Given request |
Return all of the data exactly as written, without the pictures.

(Stored data)
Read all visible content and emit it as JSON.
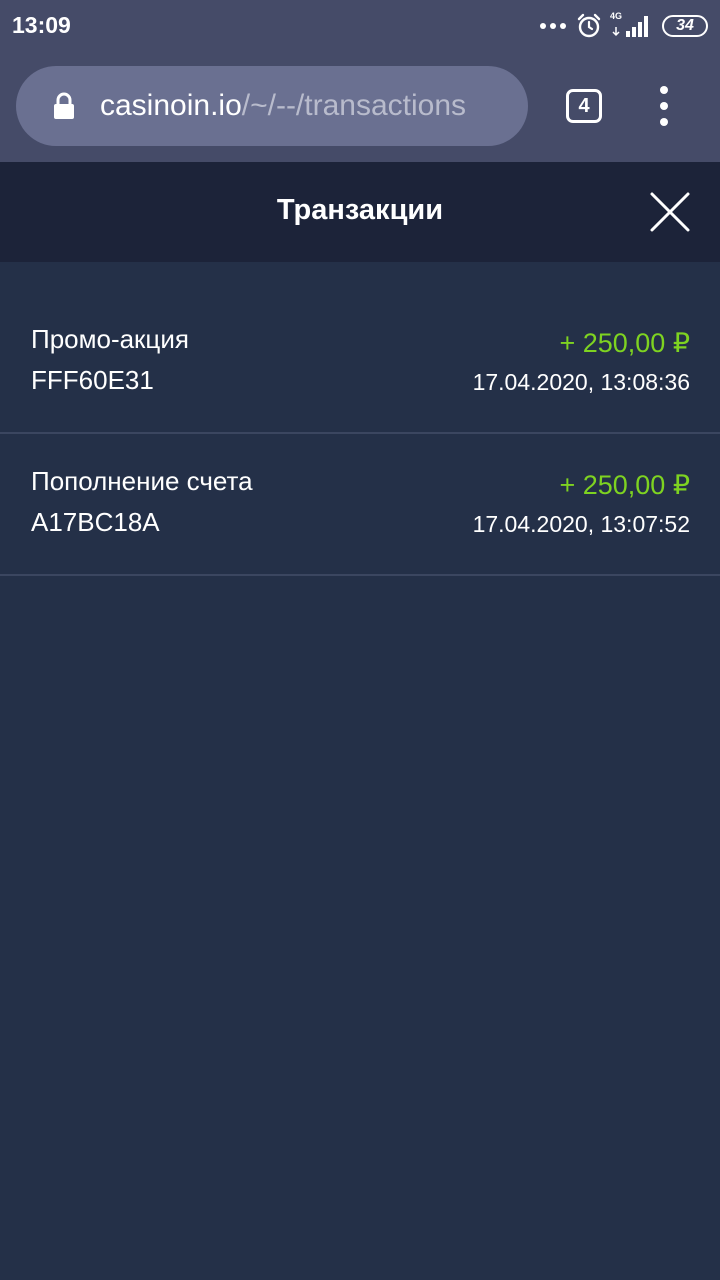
{
  "status_bar": {
    "time": "13:09",
    "network": "4G",
    "battery": "34",
    "icons": [
      "more-dots-icon",
      "alarm-icon",
      "signal-icon",
      "battery-icon"
    ]
  },
  "browser": {
    "url_host": "casinoin.io",
    "url_path": "/~/--/transactions",
    "tab_count": "4",
    "icons": [
      "lock-icon",
      "menu-icon"
    ]
  },
  "page": {
    "title": "Транзакции",
    "close_icon": "close-icon"
  },
  "transactions": [
    {
      "title": "Промо-акция",
      "id": "FFF60E31",
      "amount": "+ 250,00 ₽",
      "datetime": "17.04.2020, 13:08:36"
    },
    {
      "title": "Пополнение счета",
      "id": "A17BC18A",
      "amount": "+ 250,00 ₽",
      "datetime": "17.04.2020, 13:07:52"
    }
  ],
  "colors": {
    "chrome_bg": "#454b68",
    "url_bar_bg": "#6a7091",
    "header_bg": "#1c2339",
    "page_bg": "#243048",
    "amount_positive": "#7ed321",
    "divider": "#3b4660"
  }
}
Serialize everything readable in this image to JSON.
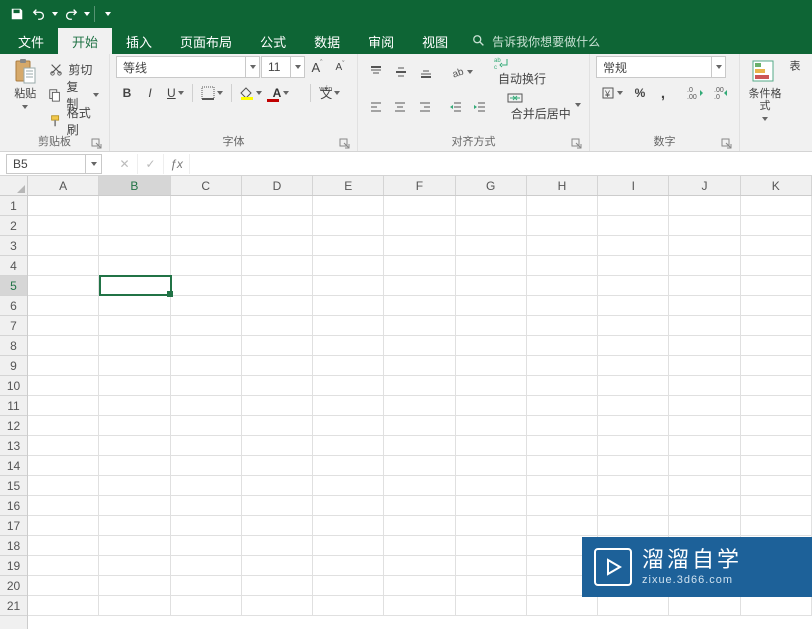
{
  "qat": {
    "save": "保存",
    "undo": "撤销",
    "redo": "重做"
  },
  "tabs": {
    "file": "文件",
    "home": "开始",
    "insert": "插入",
    "layout": "页面布局",
    "formulas": "公式",
    "data": "数据",
    "review": "审阅",
    "view": "视图",
    "tellme": "告诉我你想要做什么"
  },
  "clipboard": {
    "group_label": "剪贴板",
    "paste": "粘贴",
    "cut": "剪切",
    "copy": "复制",
    "format_painter": "格式刷"
  },
  "font": {
    "group_label": "字体",
    "name": "等线",
    "size": "11",
    "bold": "B",
    "italic": "I",
    "underline": "U",
    "ruby": "wén"
  },
  "alignment": {
    "group_label": "对齐方式",
    "wrap": "自动换行",
    "merge": "合并后居中"
  },
  "number": {
    "group_label": "数字",
    "format": "常规",
    "percent": "%",
    "comma": ","
  },
  "styles": {
    "cond_format": "条件格式",
    "table": "表"
  },
  "namebox": "B5",
  "formula": "",
  "columns": [
    "A",
    "B",
    "C",
    "D",
    "E",
    "F",
    "G",
    "H",
    "I",
    "J",
    "K"
  ],
  "rows": [
    "1",
    "2",
    "3",
    "4",
    "5",
    "6",
    "7",
    "8",
    "9",
    "10",
    "11",
    "12",
    "13",
    "14",
    "15",
    "16",
    "17",
    "18",
    "19",
    "20",
    "21"
  ],
  "active": {
    "col": "B",
    "row": "5",
    "colIndex": 1,
    "rowIndex": 4
  },
  "watermark": {
    "title": "溜溜自学",
    "sub": "zixue.3d66.com"
  }
}
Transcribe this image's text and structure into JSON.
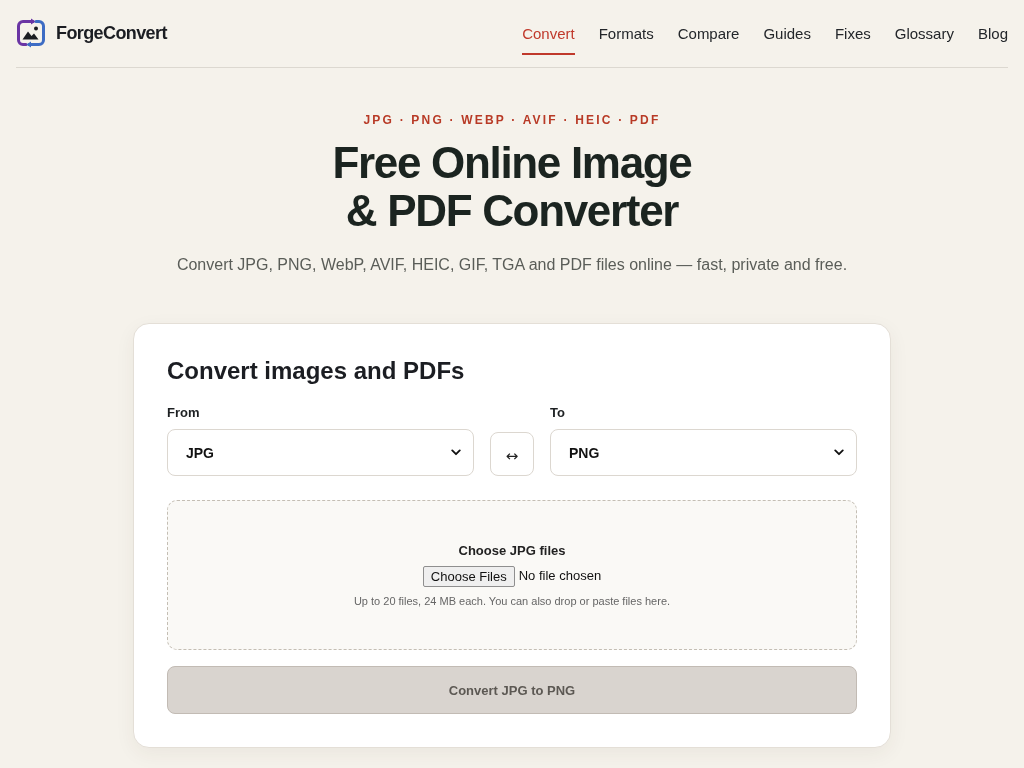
{
  "header": {
    "brand": "ForgeConvert",
    "nav": [
      {
        "label": "Convert",
        "selected": true
      },
      {
        "label": "Formats",
        "selected": false
      },
      {
        "label": "Compare",
        "selected": false
      },
      {
        "label": "Guides",
        "selected": false
      },
      {
        "label": "Fixes",
        "selected": false
      },
      {
        "label": "Glossary",
        "selected": false
      },
      {
        "label": "Blog",
        "selected": false
      }
    ]
  },
  "hero": {
    "eyebrow": "JPG · PNG · WEBP · AVIF · HEIC · PDF",
    "title": "Free Online Image & PDF Converter",
    "subtitle": "Convert JPG, PNG, WebP, AVIF, HEIC, GIF, TGA and PDF files online — fast, private and free."
  },
  "converter": {
    "title": "Convert images and PDFs",
    "from": {
      "label": "From",
      "value": "JPG"
    },
    "swap_button": {
      "label": "↔"
    },
    "to": {
      "label": "To",
      "value": "PNG"
    },
    "dropzone": {
      "title": "Choose JPG files",
      "file_button": "Choose Files",
      "file_status": "No file chosen",
      "hint": "Up to 20 files, 24 MB each. You can also drop or paste files here."
    },
    "convert_button": {
      "label": "Convert JPG to PNG",
      "disabled": true
    }
  }
}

Result of this task |
Read all visible content and emit it as JSON.
{
  "status_bar": {
    "time": "13:09",
    "network": "4G",
    "battery": "34",
    "icons": [
      "more-dots-icon",
      "alarm-icon",
      "signal-icon",
      "battery-icon"
    ]
  },
  "browser": {
    "url_host": "casinoin.io",
    "url_path": "/~/--/transactions",
    "tab_count": "4",
    "icons": [
      "lock-icon",
      "menu-icon"
    ]
  },
  "page": {
    "title": "Транзакции",
    "close_icon": "close-icon"
  },
  "transactions": [
    {
      "title": "Промо-акция",
      "id": "FFF60E31",
      "amount": "+ 250,00 ₽",
      "datetime": "17.04.2020, 13:08:36"
    },
    {
      "title": "Пополнение счета",
      "id": "A17BC18A",
      "amount": "+ 250,00 ₽",
      "datetime": "17.04.2020, 13:07:52"
    }
  ],
  "colors": {
    "chrome_bg": "#454b68",
    "url_bar_bg": "#6a7091",
    "header_bg": "#1c2339",
    "page_bg": "#243048",
    "amount_positive": "#7ed321",
    "divider": "#3b4660"
  }
}
Serialize everything readable in this image to JSON.
{
  "qat": {
    "save": "保存",
    "undo": "撤销",
    "redo": "重做"
  },
  "tabs": {
    "file": "文件",
    "home": "开始",
    "insert": "插入",
    "layout": "页面布局",
    "formulas": "公式",
    "data": "数据",
    "review": "审阅",
    "view": "视图",
    "tellme": "告诉我你想要做什么"
  },
  "clipboard": {
    "group_label": "剪贴板",
    "paste": "粘贴",
    "cut": "剪切",
    "copy": "复制",
    "format_painter": "格式刷"
  },
  "font": {
    "group_label": "字体",
    "name": "等线",
    "size": "11",
    "bold": "B",
    "italic": "I",
    "underline": "U",
    "ruby": "wén"
  },
  "alignment": {
    "group_label": "对齐方式",
    "wrap": "自动换行",
    "merge": "合并后居中"
  },
  "number": {
    "group_label": "数字",
    "format": "常规",
    "percent": "%",
    "comma": ","
  },
  "styles": {
    "cond_format": "条件格式",
    "table": "表"
  },
  "namebox": "B5",
  "formula": "",
  "columns": [
    "A",
    "B",
    "C",
    "D",
    "E",
    "F",
    "G",
    "H",
    "I",
    "J",
    "K"
  ],
  "rows": [
    "1",
    "2",
    "3",
    "4",
    "5",
    "6",
    "7",
    "8",
    "9",
    "10",
    "11",
    "12",
    "13",
    "14",
    "15",
    "16",
    "17",
    "18",
    "19",
    "20",
    "21"
  ],
  "active": {
    "col": "B",
    "row": "5",
    "colIndex": 1,
    "rowIndex": 4
  },
  "watermark": {
    "title": "溜溜自学",
    "sub": "zixue.3d66.com"
  }
}
Transcribe this image's text and structure into JSON.
{
  "header": {
    "brand": "ForgeConvert",
    "nav": [
      {
        "label": "Convert",
        "selected": true
      },
      {
        "label": "Formats",
        "selected": false
      },
      {
        "label": "Compare",
        "selected": false
      },
      {
        "label": "Guides",
        "selected": false
      },
      {
        "label": "Fixes",
        "selected": false
      },
      {
        "label": "Glossary",
        "selected": false
      },
      {
        "label": "Blog",
        "selected": false
      }
    ]
  },
  "hero": {
    "eyebrow": "JPG · PNG · WEBP · AVIF · HEIC · PDF",
    "title": "Free Online Image & PDF Converter",
    "subtitle": "Convert JPG, PNG, WebP, AVIF, HEIC, GIF, TGA and PDF files online — fast, private and free."
  },
  "converter": {
    "title": "Convert images and PDFs",
    "from": {
      "label": "From",
      "value": "JPG"
    },
    "swap_button": {
      "label": "↔"
    },
    "to": {
      "label": "To",
      "value": "PNG"
    },
    "dropzone": {
      "title": "Choose JPG files",
      "file_button": "Choose Files",
      "file_status": "No file chosen",
      "hint": "Up to 20 files, 24 MB each. You can also drop or paste files here."
    },
    "convert_button": {
      "label": "Convert JPG to PNG",
      "disabled": true
    }
  }
}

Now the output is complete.